▶ **TASK REQUIREMENTS**: Pick up the text below on encrypting RDF graphs for privacy, and continue it from the point where it stops.

---------- QUOTED TEXT ----------

Although the broad field of cryptography is a popular field of research, comparatively little has been done in the field of encryption of RDF graphs (Gerbracht, 2008). Some of the most extensive works come from Giereth (compare for example (Giereth, 2005)) and Gerbracht (see for example (Gerbracht, 2008)) who provide solutions for partial encryption of RDF Graphs.

RDF Graphs, Privacy & Cryptography

In this section we will explain the background for the remaining sections in greater detail. To that end, we will address a number of topics: we explain what RDF graphs are, we discuss privacy for information systems in general, and, last but not least, we explore what privacy means in the context of RDF graphs.

Resource Description Framework (RDF)

The Resource Description Framework, or RDF, is an assertional language (Giereth, 2005). According to the World Wide Web Consortium (W3C) RDF is a standard model for data interchange on the Web ("RDF Primer", 2004).

The language itself consists of assertions. Assertions link data together, showing that a particular piece of information about a resource is true (Gerbracht, 2008Giereth, 2005). There are various ontologies and vocabularies, such as FOAF (FOAF, 2014) or OWL (OWL, 2012) to describe assertions. The basic structure, however, is usually the same: an assertion consists of a subject, a predicate, and an object. It is represented as triple  < s, p, o>. The structure of an assertion triple can be expressed as: {U ∪ B} × {U} × {U ∪ B ∪ L}, where U denotes the set of valid Uniform Resource Identifiers (URI) (Berners-Lee et al., 2005), B is the set of blank nodes, and L is the set of RDF literals. (Gerbracht, 2008Giereth, 2005"RDF/XML Syntax Specification", 2004)

A number of assertions can be considered as a set of triples. Such a set of triples is commonly referred to as an RDF Graph (Giereth, 2005"RDF/XML Syntax Specification", 2004). An RDF Graph or triple set can be interpreted as a Directed Labeled Graph (DLG): Subjects and objects form nodes, triples are edges and predicates are edge labels (Giereth, 2005"RDF Primer", 2004). The result is a representation that provides both structural information and label information (Giereth, 2005). Figure 1 shows an example of a simple RDF Graph containing two assertions. Besides a visualization as DLG, an RDF Graph can be serialized. Different languages such as RDF/XML, N-Triples or Notation 3 (N3) can be used for serialization (Giereth, 2005Gerbracht, 2008"RDF/XML Syntax Specification", 2004).

Ways to gain Privacy: Cryptography

There are various ways to achieve privacy, and the possibilities of gaining privacy in information processing can be broken down into two methods (as discussed in (Giereth, 2005).)

---------- RECORD SET ----------

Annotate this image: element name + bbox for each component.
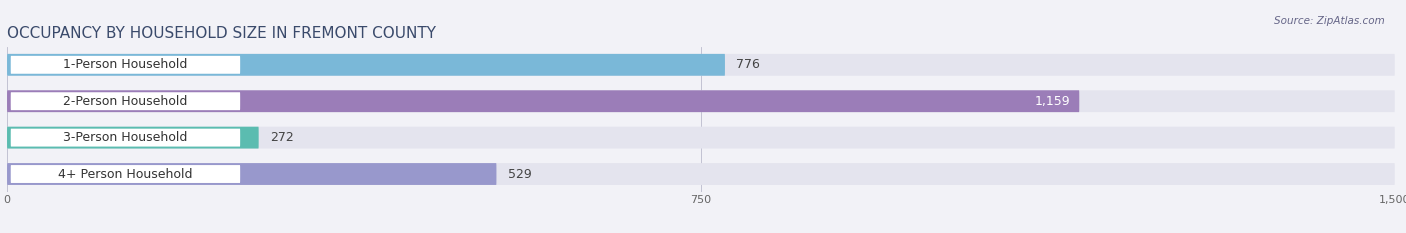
FancyBboxPatch shape xyxy=(7,163,496,185)
Text: Source: ZipAtlas.com: Source: ZipAtlas.com xyxy=(1274,16,1385,26)
Text: 3-Person Household: 3-Person Household xyxy=(63,131,187,144)
FancyBboxPatch shape xyxy=(11,92,240,110)
Text: 776: 776 xyxy=(737,58,759,71)
Text: 529: 529 xyxy=(508,168,531,181)
Text: 1,159: 1,159 xyxy=(1035,95,1070,108)
FancyBboxPatch shape xyxy=(11,56,240,74)
Text: 1-Person Household: 1-Person Household xyxy=(63,58,187,71)
Text: OCCUPANCY BY HOUSEHOLD SIZE IN FREMONT COUNTY: OCCUPANCY BY HOUSEHOLD SIZE IN FREMONT C… xyxy=(7,26,436,41)
Text: 2-Person Household: 2-Person Household xyxy=(63,95,187,108)
FancyBboxPatch shape xyxy=(7,54,1395,76)
Text: 272: 272 xyxy=(270,131,294,144)
FancyBboxPatch shape xyxy=(7,127,259,149)
FancyBboxPatch shape xyxy=(7,127,1395,149)
FancyBboxPatch shape xyxy=(7,163,1395,185)
Text: 4+ Person Household: 4+ Person Household xyxy=(58,168,193,181)
FancyBboxPatch shape xyxy=(7,54,725,76)
FancyBboxPatch shape xyxy=(7,90,1395,112)
FancyBboxPatch shape xyxy=(11,165,240,183)
FancyBboxPatch shape xyxy=(11,129,240,147)
FancyBboxPatch shape xyxy=(7,90,1080,112)
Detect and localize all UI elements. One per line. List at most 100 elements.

----------

▶ **ANSWER**:
1. We can control the access to the sensitive data and then secure the infrastructure used for storing and transferring the data (Giereth, 2005).

2. We can protect the sensitive data itself by using cryptographic methods (Giereth, 2005).

The first approach seems rather obvious, but is hardly feasible. Controlling the access to data and securing communication channels requires a trustworthy infrastructure. This is very difficult, almost impossible to achieve. We must always assume that there are hostile participants in a network at any time: According to the widely accepted Dolev-Yao attacker model, the attacker is the network (Dolev & Yao, 1983). Therefore, in principle, the attacker has the possibility to change, readdress, duplicate, delete, or add new messages. Consequently, the first approach is not really an option to ensure privacy.
The second approach with cryptographic methods is the more reliable solution. This is the case because, for this approach, reliability is not based on the security of the network, but on the strength of the cryptographic algorithms used. In contrast to the security of a network, we have more control over the strength of cryptographic algorithms.

In the following section, we provide a short overview regarding basic secure cryptographic methods including general encryption and decryption algorithms, symmetric and asymmetric encryption methods, and data integrity.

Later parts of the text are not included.